- [What is asked]
Retype the records that come next, word for word.

- [Input data]
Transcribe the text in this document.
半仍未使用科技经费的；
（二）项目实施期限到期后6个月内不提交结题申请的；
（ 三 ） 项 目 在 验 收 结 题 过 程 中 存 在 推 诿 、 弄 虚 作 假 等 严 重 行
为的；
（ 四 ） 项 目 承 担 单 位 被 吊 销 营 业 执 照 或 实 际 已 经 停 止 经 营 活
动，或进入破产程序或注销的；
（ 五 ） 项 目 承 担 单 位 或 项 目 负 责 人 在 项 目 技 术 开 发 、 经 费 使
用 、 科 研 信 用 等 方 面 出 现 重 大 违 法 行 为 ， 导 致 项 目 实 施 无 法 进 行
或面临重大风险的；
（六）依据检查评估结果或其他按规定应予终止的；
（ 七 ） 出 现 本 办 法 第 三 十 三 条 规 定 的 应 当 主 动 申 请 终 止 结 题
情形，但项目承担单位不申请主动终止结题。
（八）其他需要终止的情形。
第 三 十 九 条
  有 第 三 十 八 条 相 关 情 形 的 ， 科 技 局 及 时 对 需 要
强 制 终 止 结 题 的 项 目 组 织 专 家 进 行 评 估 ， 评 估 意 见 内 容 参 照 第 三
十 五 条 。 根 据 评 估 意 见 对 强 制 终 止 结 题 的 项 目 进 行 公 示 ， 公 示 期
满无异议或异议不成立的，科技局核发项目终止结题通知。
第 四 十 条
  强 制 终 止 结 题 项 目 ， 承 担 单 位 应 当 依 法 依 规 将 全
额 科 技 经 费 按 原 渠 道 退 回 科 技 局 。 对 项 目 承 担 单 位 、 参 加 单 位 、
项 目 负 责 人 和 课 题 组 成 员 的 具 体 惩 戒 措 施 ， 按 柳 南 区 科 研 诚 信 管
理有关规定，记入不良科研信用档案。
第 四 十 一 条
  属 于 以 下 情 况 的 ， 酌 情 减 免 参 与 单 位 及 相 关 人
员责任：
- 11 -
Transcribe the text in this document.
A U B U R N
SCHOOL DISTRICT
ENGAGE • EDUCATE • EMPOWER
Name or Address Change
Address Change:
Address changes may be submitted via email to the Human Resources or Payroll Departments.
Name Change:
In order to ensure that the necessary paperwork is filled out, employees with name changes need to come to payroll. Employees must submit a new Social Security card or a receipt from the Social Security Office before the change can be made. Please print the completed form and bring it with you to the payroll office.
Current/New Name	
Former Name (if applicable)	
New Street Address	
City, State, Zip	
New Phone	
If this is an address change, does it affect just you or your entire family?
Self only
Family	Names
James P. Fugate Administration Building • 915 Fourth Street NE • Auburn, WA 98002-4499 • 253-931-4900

- [Exercise response]
Transcribe the text in this document.
半仍未使用科技经费的；
（二）项目实施期限到期后6个月内不提交结题申请的；
（ 三 ） 项 目 在 验 收 结 题 过 程 中 存 在 推 诿 、 弄 虚 作 假 等 严 重 行
为的；
（ 四 ） 项 目 承 担 单 位 被 吊 销 营 业 执 照 或 实 际 已 经 停 止 经 营 活
动，或进入破产程序或注销的；
（ 五 ） 项 目 承 担 单 位 或 项 目 负 责 人 在 项 目 技 术 开 发 、 经 费 使
用 、 科 研 信 用 等 方 面 出 现 重 大 违 法 行 为 ， 导 致 项 目 实 施 无 法 进 行
或面临重大风险的；
（六）依据检查评估结果或其他按规定应予终止的；
（ 七 ） 出 现 本 办 法 第 三 十 三 条 规 定 的 应 当 主 动 申 请 终 止 结 题
情形，但项目承担单位不申请主动终止结题。
（八）其他需要终止的情形。
第 三 十 九 条
  有 第 三 十 八 条 相 关 情 形 的 ， 科 技 局 及 时 对 需 要
强 制 终 止 结 题 的 项 目 组 织 专 家 进 行 评 估 ， 评 估 意 见 内 容 参 照 第 三
十 五 条 。 根 据 评 估 意 见 对 强 制 终 止 结 题 的 项 目 进 行 公 示 ， 公 示 期
满无异议或异议不成立的，科技局核发项目终止结题通知。
第 四 十 条
  强 制 终 止 结 题 项 目 ， 承 担 单 位 应 当 依 法 依 规 将 全
额 科 技 经 费 按 原 渠 道 退 回 科 技 局 。 对 项 目 承 担 单 位 、 参 加 单 位 、
项 目 负 责 人 和 课 题 组 成 员 的 具 体 惩 戒 措 施 ， 按 柳 南 区 科 研 诚 信 管
理有关规定，记入不良科研信用档案。
第 四 十 一 条
  属 于 以 下 情 况 的 ， 酌 情 减 免 参 与 单 位 及 相 关 人
员责任：
- 11 -
Transcribe the text in this document.
A U B U R N
SCHOOL DISTRICT
ENGAGE • EDUCATE • EMPOWER
Name or Address Change
Address Change:
Address changes may be submitted via email to the Human Resources or Payroll Departments.
Name Change:
In order to ensure that the necessary paperwork is filled out, employees with name changes need to come to payroll. Employees must submit a new Social Security card or a receipt from the Social Security Office before the change can be made. Please print the completed form and bring it with you to the payroll office.
Current/New Name	
Former Name (if applicable)	
New Street Address	
City, State, Zip	
New Phone	
If this is an address change, does it affect just you or your entire family?
Self only
Family	Names
James P. Fugate Administration Building • 915 Fourth Street NE • Auburn, WA 98002-4499 • 253-931-4900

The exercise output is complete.